>> Begin Exercise data

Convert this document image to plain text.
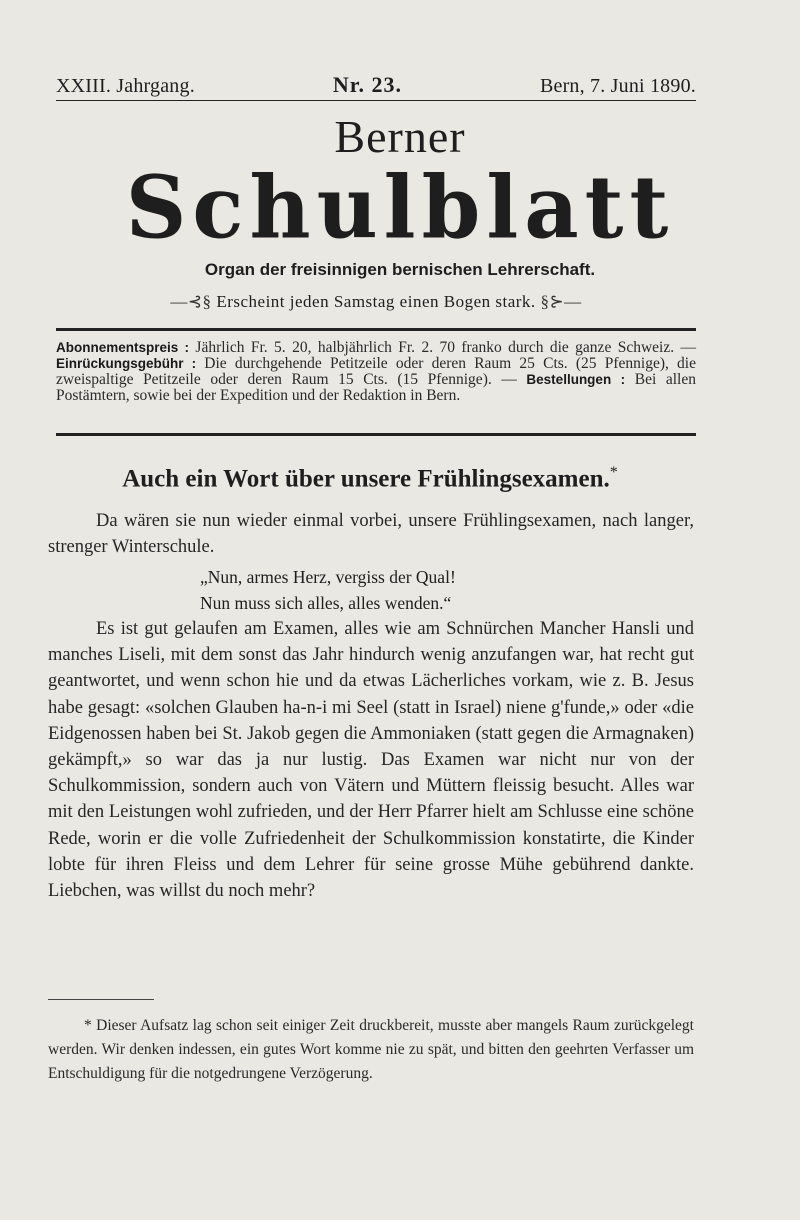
XXIII. Jahrgang.	Nr. 23.	Bern, 7. Juni 1890.
Berner
Schulblatt
Organ der freisinnigen bernischen Lehrerschaft.
—⊰§ Erscheint jeden Samstag einen Bogen stark. §⊱—
Abonnementspreis : Jährlich Fr. 5. 20, halbjährlich Fr. 2. 70 franko durch die ganze Schweiz. — Einrückungsgebühr : Die durchgehende Petitzeile oder deren Raum 25 Cts. (25 Pfennige), die zweispaltige Petitzeile oder deren Raum 15 Cts. (15 Pfennige). — Bestellungen : Bei allen Postämtern, sowie bei der Expedition und der Redaktion in Bern.
Auch ein Wort über unsere Frühlingsexamen.*

Da wären sie nun wieder einmal vorbei, unsere Frühlingsexamen, nach langer, strenger Winterschule.

„Nun, armes Herz, vergiss der Qual!
Nun muss sich alles, alles wenden.“

Es ist gut gelaufen am Examen, alles wie am Schnürchen Mancher Hansli und manches Liseli, mit dem sonst das Jahr hindurch wenig anzufangen war, hat recht gut geantwortet, und wenn schon hie und da etwas Lächerliches vorkam, wie z. B. Jesus habe gesagt: «solchen Glauben ha-n-i mi Seel (statt in Israel) niene g'funde,» oder «die Eidgenossen haben bei St. Jakob gegen die Ammoniaken (statt gegen die Armagnaken) gekämpft,» so war das ja nur lustig. Das Examen war nicht nur von der Schulkommission, sondern auch von Vätern und Müttern fleissig besucht. Alles war mit den Leistungen wohl zufrieden, und der Herr Pfarrer hielt am Schlusse eine schöne Rede, worin er die volle Zufriedenheit der Schulkommission konstatirte, die Kinder lobte für ihren Fleiss und dem Lehrer für seine grosse Mühe gebührend dankte. Liebchen, was willst du noch mehr?

* Dieser Aufsatz lag schon seit einiger Zeit druckbereit, musste aber mangels Raum zurückgelegt werden. Wir denken indessen, ein gutes Wort komme nie zu spät, und bitten den geehrten Verfasser um Entschuldigung für die notgedrungene Verzögerung.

>> End Exercise data

» **Exercise details**: Copy each line of the records above that carries the word "unsere".

» **Result of this task**:
Auch ein Wort über unsere Frühlingsexamen.*
Da wären sie nun wieder einmal vorbei, unsere Frühlingsexamen, nach langer, strenger Winterschule.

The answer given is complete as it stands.